··· DATA EXCERPTS ···
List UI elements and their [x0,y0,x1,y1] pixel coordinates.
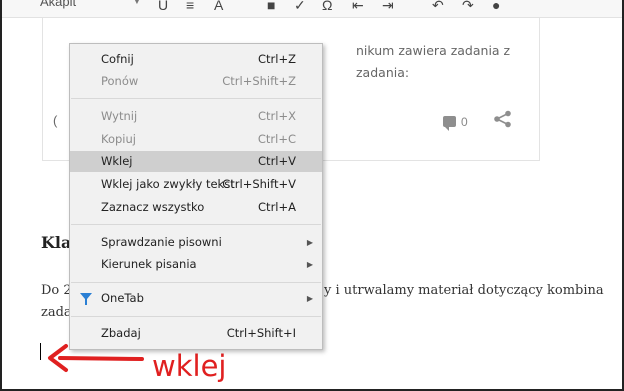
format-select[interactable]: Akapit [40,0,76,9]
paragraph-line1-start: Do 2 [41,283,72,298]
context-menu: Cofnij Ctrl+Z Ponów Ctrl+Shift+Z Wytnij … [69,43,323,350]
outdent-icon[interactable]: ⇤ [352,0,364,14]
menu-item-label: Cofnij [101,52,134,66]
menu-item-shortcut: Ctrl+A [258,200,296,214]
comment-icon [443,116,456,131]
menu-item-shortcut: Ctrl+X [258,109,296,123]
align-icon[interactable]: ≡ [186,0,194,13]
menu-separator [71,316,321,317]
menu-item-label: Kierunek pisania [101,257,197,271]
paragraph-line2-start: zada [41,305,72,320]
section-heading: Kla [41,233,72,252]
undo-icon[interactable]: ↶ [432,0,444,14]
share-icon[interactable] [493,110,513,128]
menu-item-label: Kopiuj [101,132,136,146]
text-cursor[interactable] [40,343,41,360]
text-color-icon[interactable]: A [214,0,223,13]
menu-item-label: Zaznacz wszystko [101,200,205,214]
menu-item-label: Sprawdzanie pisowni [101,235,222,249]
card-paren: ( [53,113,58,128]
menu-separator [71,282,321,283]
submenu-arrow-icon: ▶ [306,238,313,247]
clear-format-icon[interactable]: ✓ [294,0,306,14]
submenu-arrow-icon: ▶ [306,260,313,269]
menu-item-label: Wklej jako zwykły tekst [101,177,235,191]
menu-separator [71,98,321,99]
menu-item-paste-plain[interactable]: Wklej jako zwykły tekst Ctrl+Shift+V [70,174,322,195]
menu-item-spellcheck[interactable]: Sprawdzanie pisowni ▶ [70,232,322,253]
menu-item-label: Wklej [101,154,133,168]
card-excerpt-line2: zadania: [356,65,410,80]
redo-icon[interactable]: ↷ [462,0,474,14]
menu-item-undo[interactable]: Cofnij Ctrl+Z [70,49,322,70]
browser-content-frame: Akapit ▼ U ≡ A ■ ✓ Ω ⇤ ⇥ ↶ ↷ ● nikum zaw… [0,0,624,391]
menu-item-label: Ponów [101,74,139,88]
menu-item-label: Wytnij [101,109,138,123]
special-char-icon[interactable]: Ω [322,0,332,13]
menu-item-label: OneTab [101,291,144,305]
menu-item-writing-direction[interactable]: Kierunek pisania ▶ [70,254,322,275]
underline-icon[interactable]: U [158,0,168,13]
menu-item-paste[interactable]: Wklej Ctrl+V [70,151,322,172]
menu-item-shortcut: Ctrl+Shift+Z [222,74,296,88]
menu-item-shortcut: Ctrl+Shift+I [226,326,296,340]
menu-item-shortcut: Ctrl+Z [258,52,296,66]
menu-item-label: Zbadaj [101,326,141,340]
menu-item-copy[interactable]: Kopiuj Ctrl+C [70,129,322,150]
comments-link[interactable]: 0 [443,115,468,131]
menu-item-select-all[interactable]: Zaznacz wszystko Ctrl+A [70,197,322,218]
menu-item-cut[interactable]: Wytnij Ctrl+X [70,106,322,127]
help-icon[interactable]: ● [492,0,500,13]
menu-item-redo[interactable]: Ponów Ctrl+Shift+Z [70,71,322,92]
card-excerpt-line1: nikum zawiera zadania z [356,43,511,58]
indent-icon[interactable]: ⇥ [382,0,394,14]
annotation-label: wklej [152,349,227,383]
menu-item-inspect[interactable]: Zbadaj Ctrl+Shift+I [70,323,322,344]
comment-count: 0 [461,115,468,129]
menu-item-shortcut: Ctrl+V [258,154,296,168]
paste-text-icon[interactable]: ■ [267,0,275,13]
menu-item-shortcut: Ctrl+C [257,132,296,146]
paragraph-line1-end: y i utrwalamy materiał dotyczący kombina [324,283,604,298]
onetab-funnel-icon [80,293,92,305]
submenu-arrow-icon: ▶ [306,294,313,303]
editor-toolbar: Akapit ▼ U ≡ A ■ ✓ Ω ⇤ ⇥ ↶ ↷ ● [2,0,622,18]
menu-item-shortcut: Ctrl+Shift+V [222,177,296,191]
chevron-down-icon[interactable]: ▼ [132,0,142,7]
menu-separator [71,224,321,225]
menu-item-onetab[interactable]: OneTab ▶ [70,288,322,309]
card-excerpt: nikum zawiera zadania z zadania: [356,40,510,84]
···
··· DATA EXCERPTS ···
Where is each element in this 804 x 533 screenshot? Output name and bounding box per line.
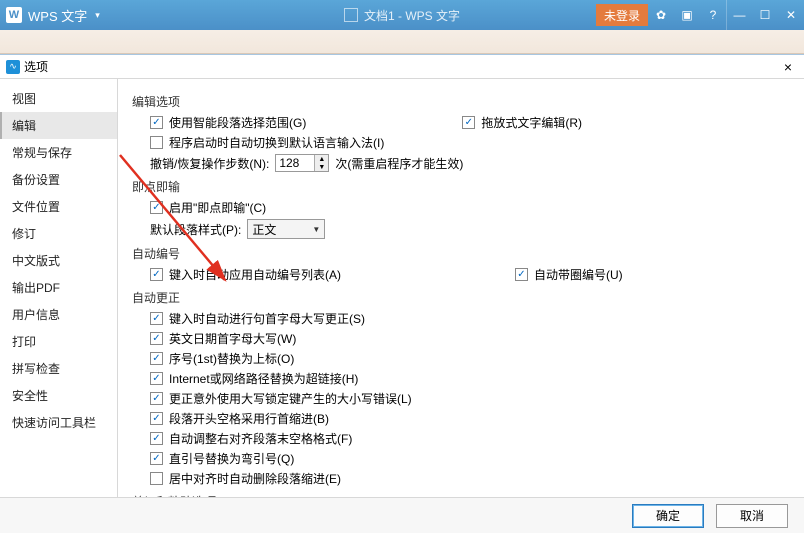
···
### DIRECTIONS FOR THIS TASK
Reproduce everything from the line containing "List UI elements" down to the line containing "share-icon[interactable] [493,110,513,128]", leaving out any picture.

### FINAL RESULT
List UI elements and their [x0,y0,x1,y1] pixel coordinates.
format-select[interactable]: Akapit [40,0,76,9]
paragraph-line1-start: Do 2 [41,283,72,298]
context-menu: Cofnij Ctrl+Z Ponów Ctrl+Shift+Z Wytnij … [69,43,323,350]
outdent-icon[interactable]: ⇤ [352,0,364,14]
menu-item-label: Cofnij [101,52,134,66]
menu-item-shortcut: Ctrl+A [258,200,296,214]
comment-icon [443,116,456,131]
menu-item-shortcut: Ctrl+X [258,109,296,123]
align-icon[interactable]: ≡ [186,0,194,13]
menu-separator [71,316,321,317]
menu-item-label: Kierunek pisania [101,257,197,271]
paragraph-line2-start: zada [41,305,72,320]
section-heading: Kla [41,233,72,252]
undo-icon[interactable]: ↶ [432,0,444,14]
share-icon[interactable] [493,110,513,128]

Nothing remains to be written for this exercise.